Direction:
Count every line below that contains "access", then state the total with no other output.

Extracted data entries
<<<<
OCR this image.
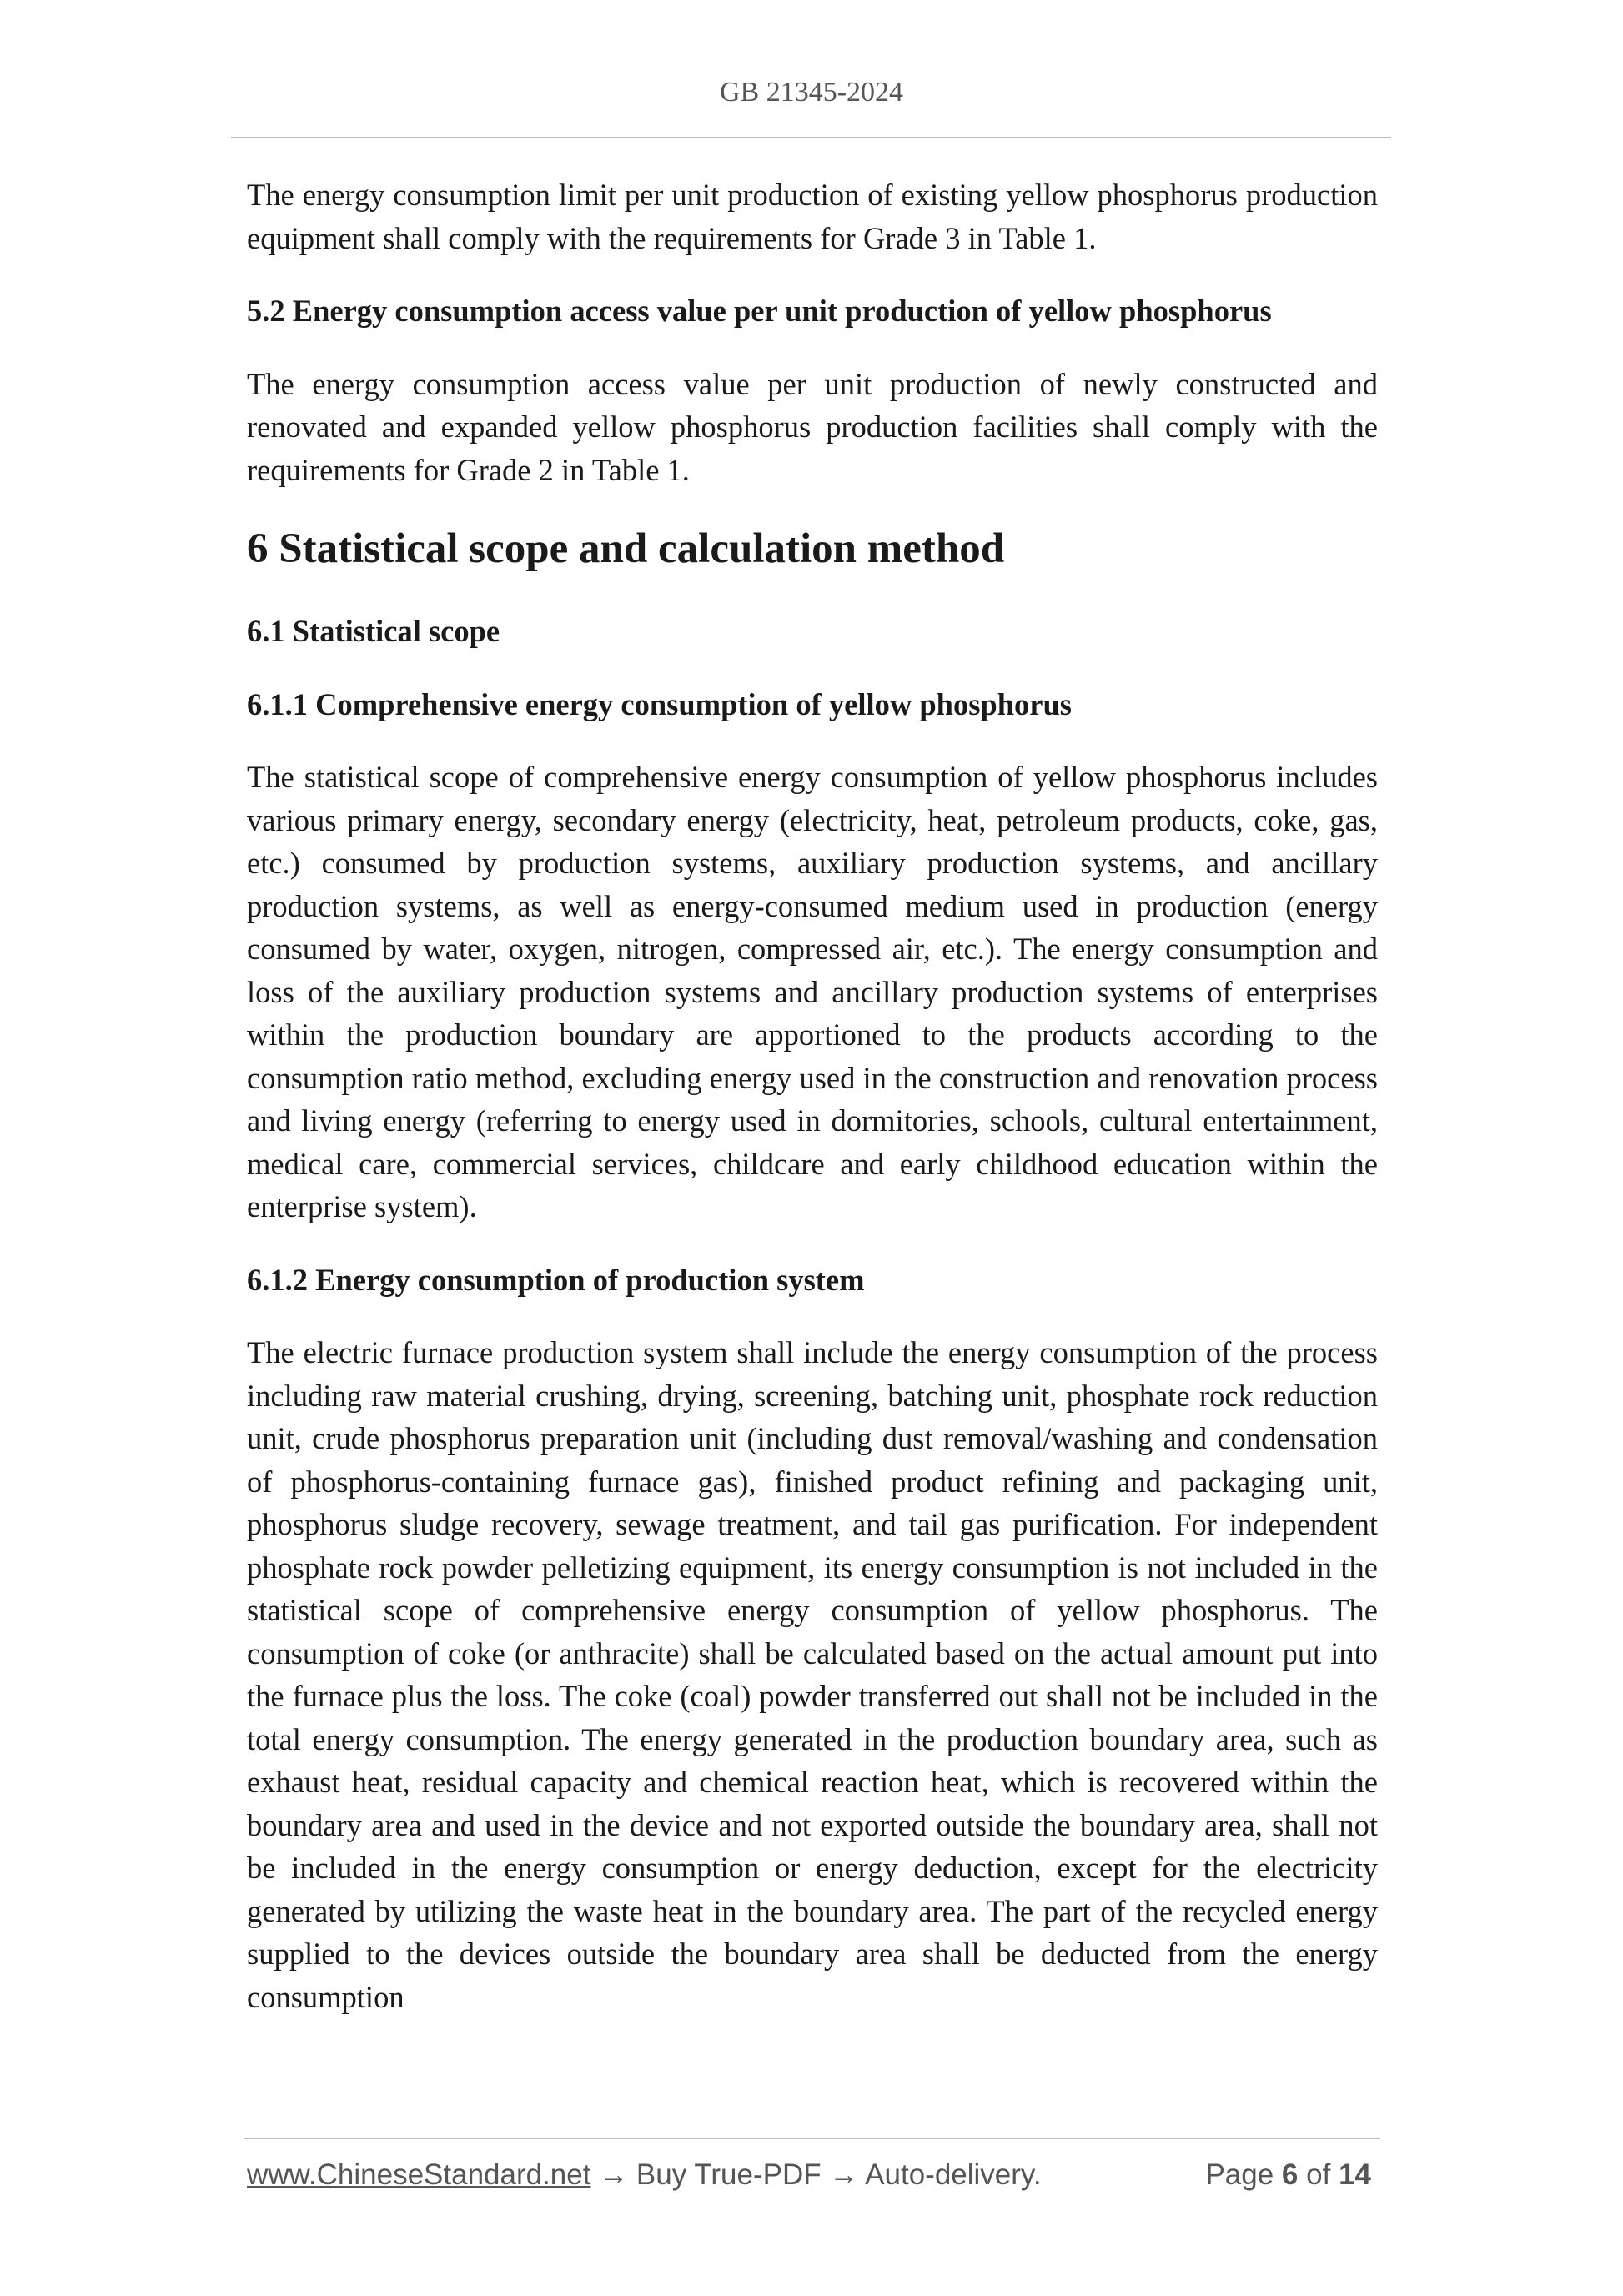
GB 21345-2024

The energy consumption limit per unit production of existing yellow phosphorus production equipment shall comply with the requirements for Grade 3 in Table 1.

5.2 Energy consumption access value per unit production of yellow phosphorus

The energy consumption access value per unit production of newly constructed and renovated and expanded yellow phosphorus production facilities shall comply with the requirements for Grade 2 in Table 1.

6 Statistical scope and calculation method

6.1 Statistical scope

6.1.1 Comprehensive energy consumption of yellow phosphorus

The statistical scope of comprehensive energy consumption of yellow phosphorus includes various primary energy, secondary energy (electricity, heat, petroleum products, coke, gas, etc.) consumed by production systems, auxiliary production systems, and ancillary production systems, as well as energy-consumed medium used in production (energy consumed by water, oxygen, nitrogen, compressed air, etc.). The energy consumption and loss of the auxiliary production systems and ancillary production systems of enterprises within the production boundary are apportioned to the products according to the consumption ratio method, excluding energy used in the construction and renovation process and living energy (referring to energy used in dormitories, schools, cultural entertainment, medical care, commercial services, childcare and early childhood education within the enterprise system).

6.1.2 Energy consumption of production system

The electric furnace production system shall include the energy consumption of the process including raw material crushing, drying, screening, batching unit, phosphate rock reduction unit, crude phosphorus preparation unit (including dust removal/washing and condensation of phosphorus-containing furnace gas), finished product refining and packaging unit, phosphorus sludge recovery, sewage treatment, and tail gas purification. For independent phosphate rock powder pelletizing equipment, its energy consumption is not included in the statistical scope of comprehensive energy consumption of yellow phosphorus. The consumption of coke (or anthracite) shall be calculated based on the actual amount put into the furnace plus the loss. The coke (coal) powder transferred out shall not be included in the total energy consumption. The energy generated in the production boundary area, such as exhaust heat, residual capacity and chemical reaction heat, which is recovered within the boundary area and used in the device and not exported outside the boundary area, shall not be included in the energy consumption or energy deduction, except for the electricity generated by utilizing the waste heat in the boundary area. The part of the recycled energy supplied to the devices outside the boundary area shall be deducted from the energy consumption

www.ChineseStandard.net → Buy True-PDF → Auto-delivery.	Page 6 of 14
>>>>
Answer for the task:
2